(Collected data entries)
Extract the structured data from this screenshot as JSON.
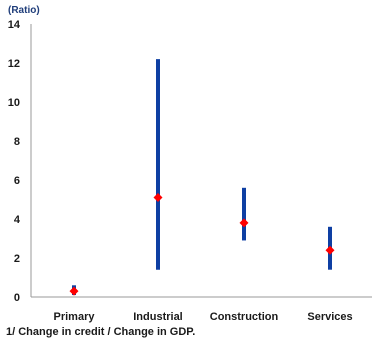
{
  "header_fragment": "",
  "chart_data": {
    "type": "range",
    "unit_label": "(Ratio)",
    "categories": [
      "Primary",
      "Industrial",
      "Construction",
      "Services"
    ],
    "low": [
      0.1,
      1.4,
      2.9,
      1.4
    ],
    "high": [
      0.6,
      12.2,
      5.6,
      3.6
    ],
    "point": [
      0.3,
      5.1,
      3.8,
      2.4
    ],
    "ylim": [
      0,
      14
    ],
    "yticks": [
      0,
      2,
      4,
      6,
      8,
      10,
      12,
      14
    ],
    "grid": false,
    "colors": {
      "range": "#0e3fa3",
      "point": "#ff0000",
      "axis": "#9a9a9a"
    }
  },
  "footnote": "1/ Change in credit / Change in GDP."
}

_Exercise objective_
Leave out the pictures and reproduce the rest of the listing exactly.

_Final result_
Extract the structured data from this screenshot as JSON.
{
  "header_fragment": "",
  "chart_data": {
    "type": "range",
    "unit_label": "(Ratio)",
    "categories": [
      "Primary",
      "Industrial",
      "Construction",
      "Services"
    ],
    "low": [
      0.1,
      1.4,
      2.9,
      1.4
    ],
    "high": [
      0.6,
      12.2,
      5.6,
      3.6
    ],
    "point": [
      0.3,
      5.1,
      3.8,
      2.4
    ],
    "ylim": [
      0,
      14
    ],
    "yticks": [
      0,
      2,
      4,
      6,
      8,
      10,
      12,
      14
    ],
    "grid": false,
    "colors": {
      "range": "#0e3fa3",
      "point": "#ff0000",
      "axis": "#9a9a9a"
    }
  },
  "footnote": "1/ Change in credit / Change in GDP."
}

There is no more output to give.